═════ Trecho do documento
Harry Styles é um artista do presente, não tem forma melhor de defini-lo. Ele passou por todos os dramas comuns de um rapaz que tem 28 anos, assim como muitos de sua geração (comigo incluso), viu a evolução da tecnologia e os artistas passarem a ser reféns de mídias sociais. Todavia, ele não é qualquer um, fez parte de um reality show, fez mega turnês pelo mundo todo com o One direction, entrou em carreira solo e agora fazem cinco anos e oito dias do lançamento do seu álbum de estreia e apesar de nem termos sentido, já faz dois anos e meio que o segundo álbum radiofônico o fez conquistar sozinho o mundo do pop, apagando qualquer vestígio do seu tempo na boyband e o tornando um comunicador com as novas gerações.
══════════
═════ Dados fornecidos
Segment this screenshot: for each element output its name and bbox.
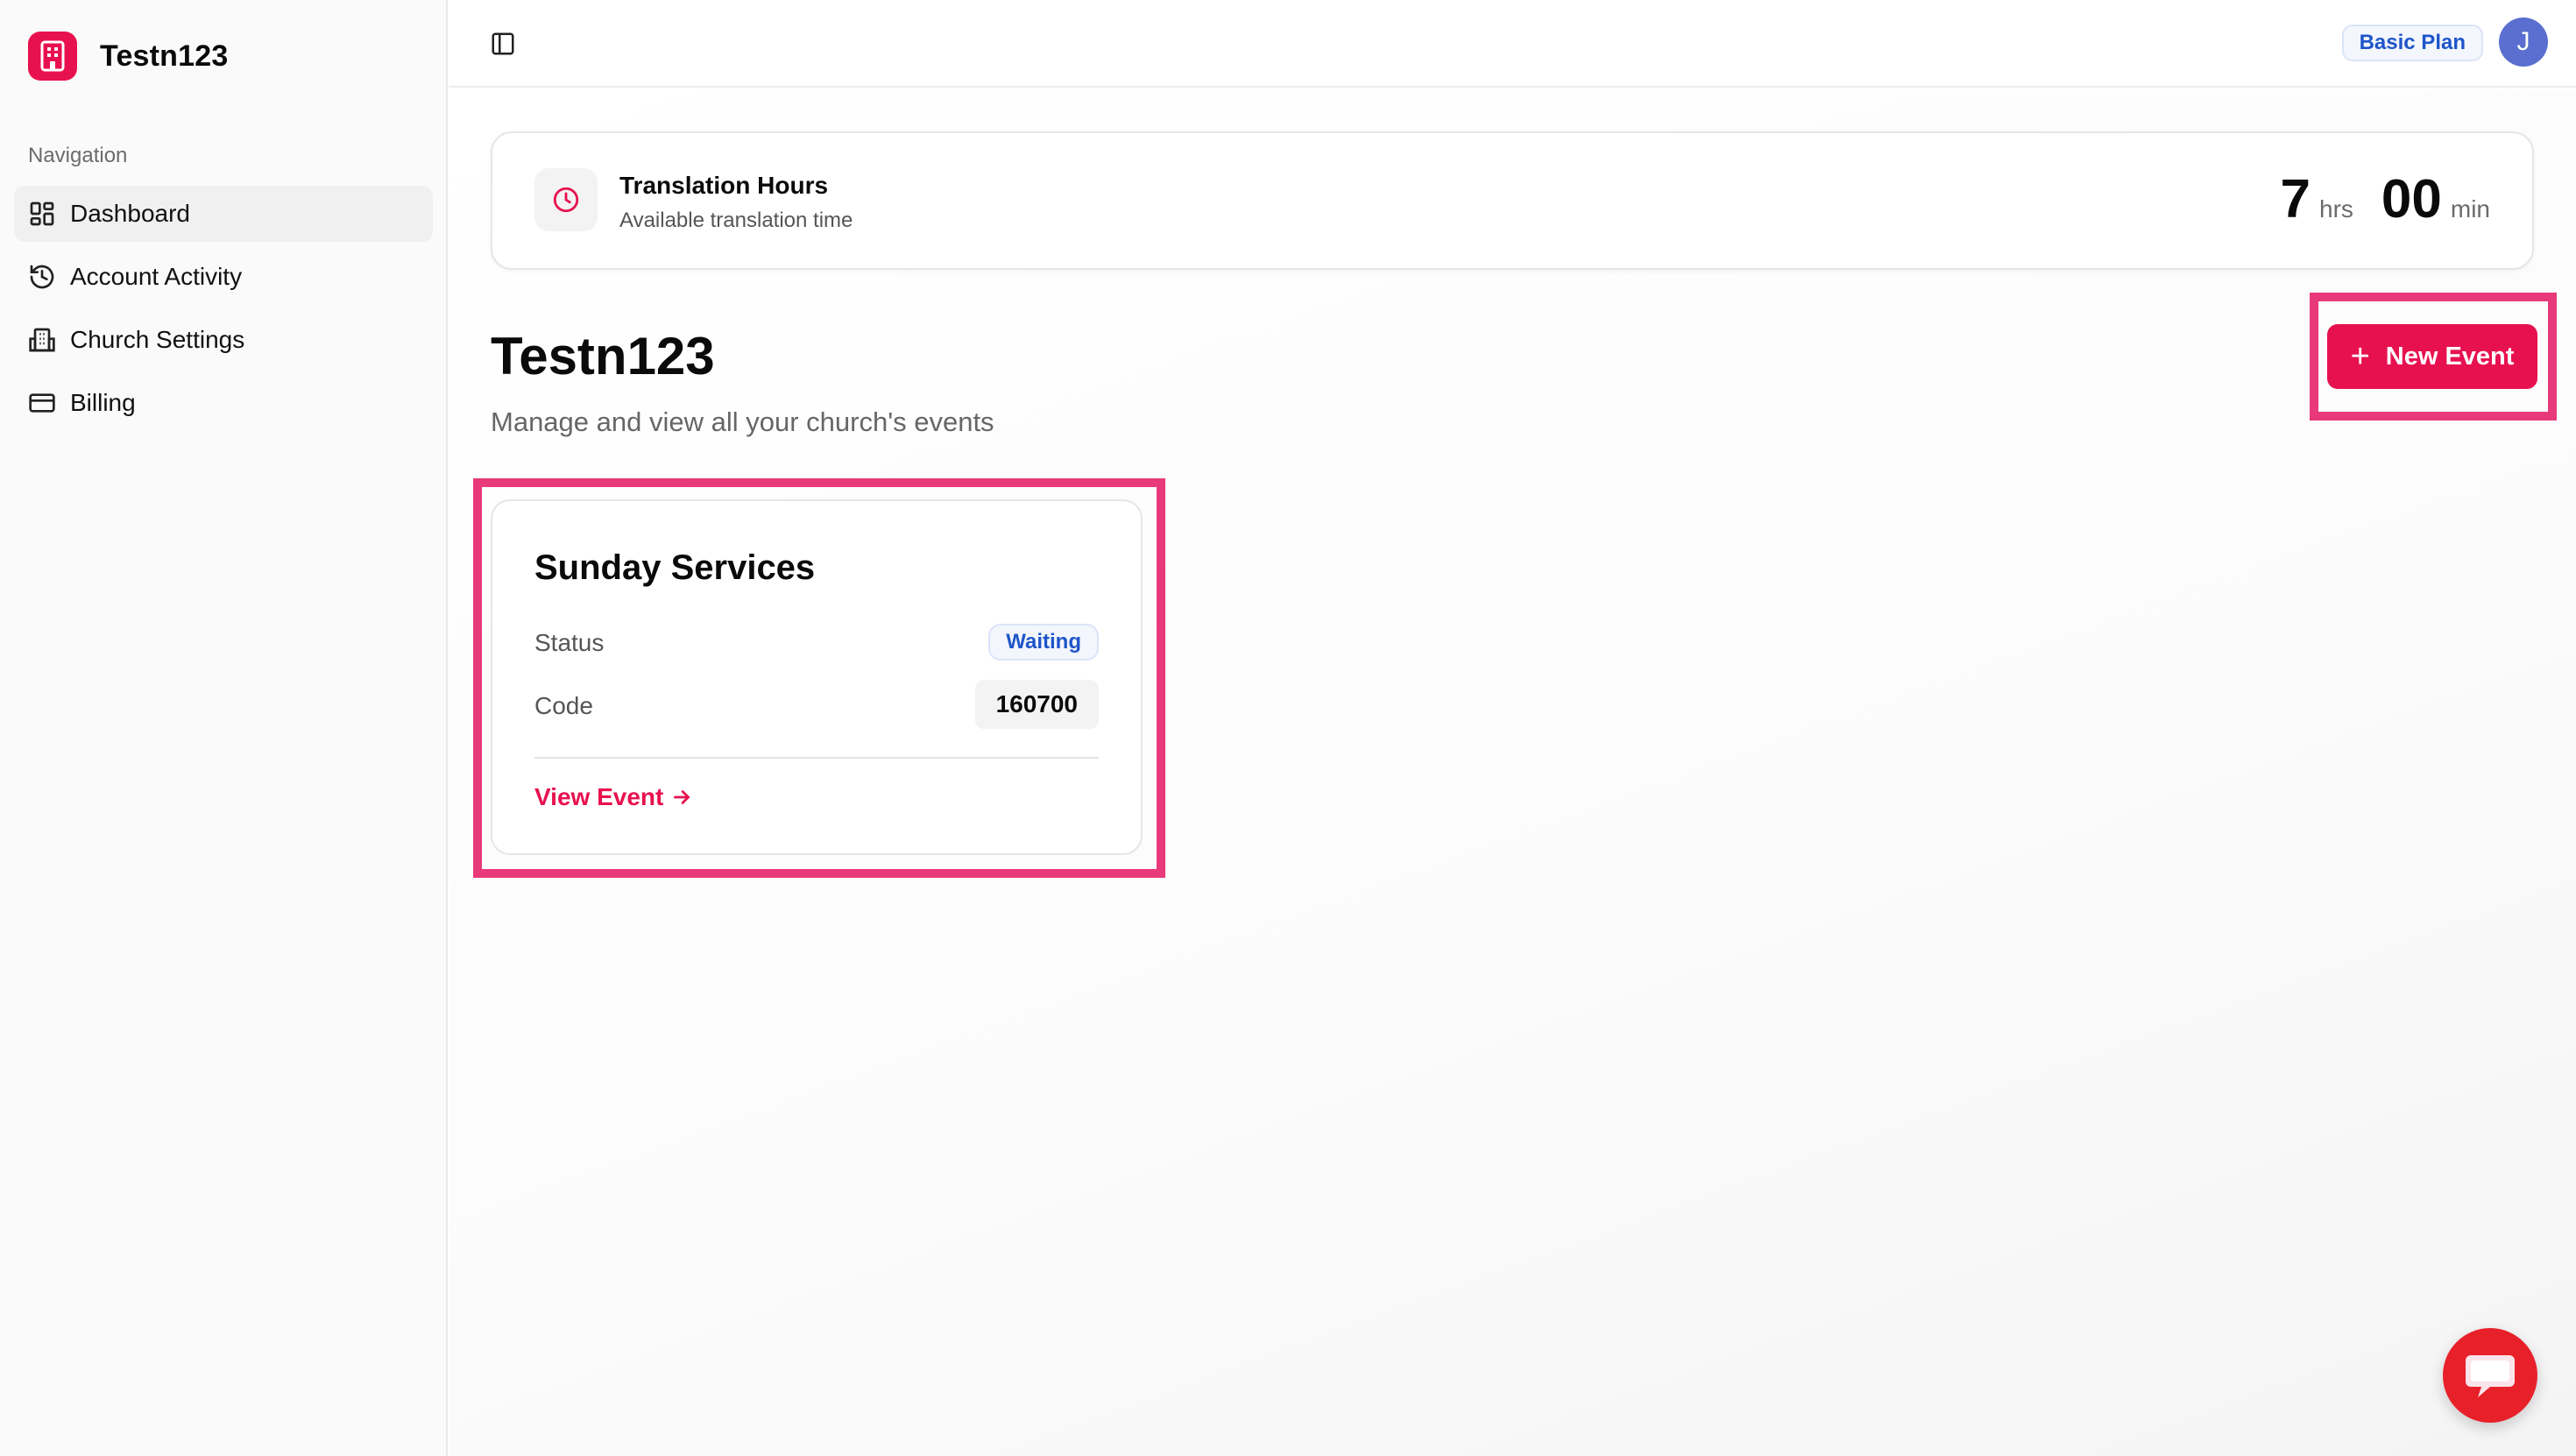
══════════
Enunciado da tarefa:
Por favor, reproduza sem nenhuma alteração tudo o que o texto sobre Harry Styles traz desde "Harry Styles é" até "as novas gerações.".

Resposta da tarefa:
Harry Styles é um artista do presente, não tem forma melhor de defini-lo. Ele passou por todos os dramas comuns de um rapaz que tem 28 anos, assim como muitos de sua geração (comigo incluso), viu a evolução da tecnologia e os artistas passarem a ser reféns de mídias sociais. Todavia, ele não é qualquer um, fez parte de um reality show, fez mega turnês pelo mundo todo com o One direction, entrou em carreira solo e agora fazem cinco anos e oito dias do lançamento do seu álbum de estreia e apesar de nem termos sentido, já faz dois anos e meio que o segundo álbum radiofônico o fez conquistar sozinho o mundo do pop, apagando qualquer vestígio do seu tempo na boyband e o tornando um comunicador com as novas gerações.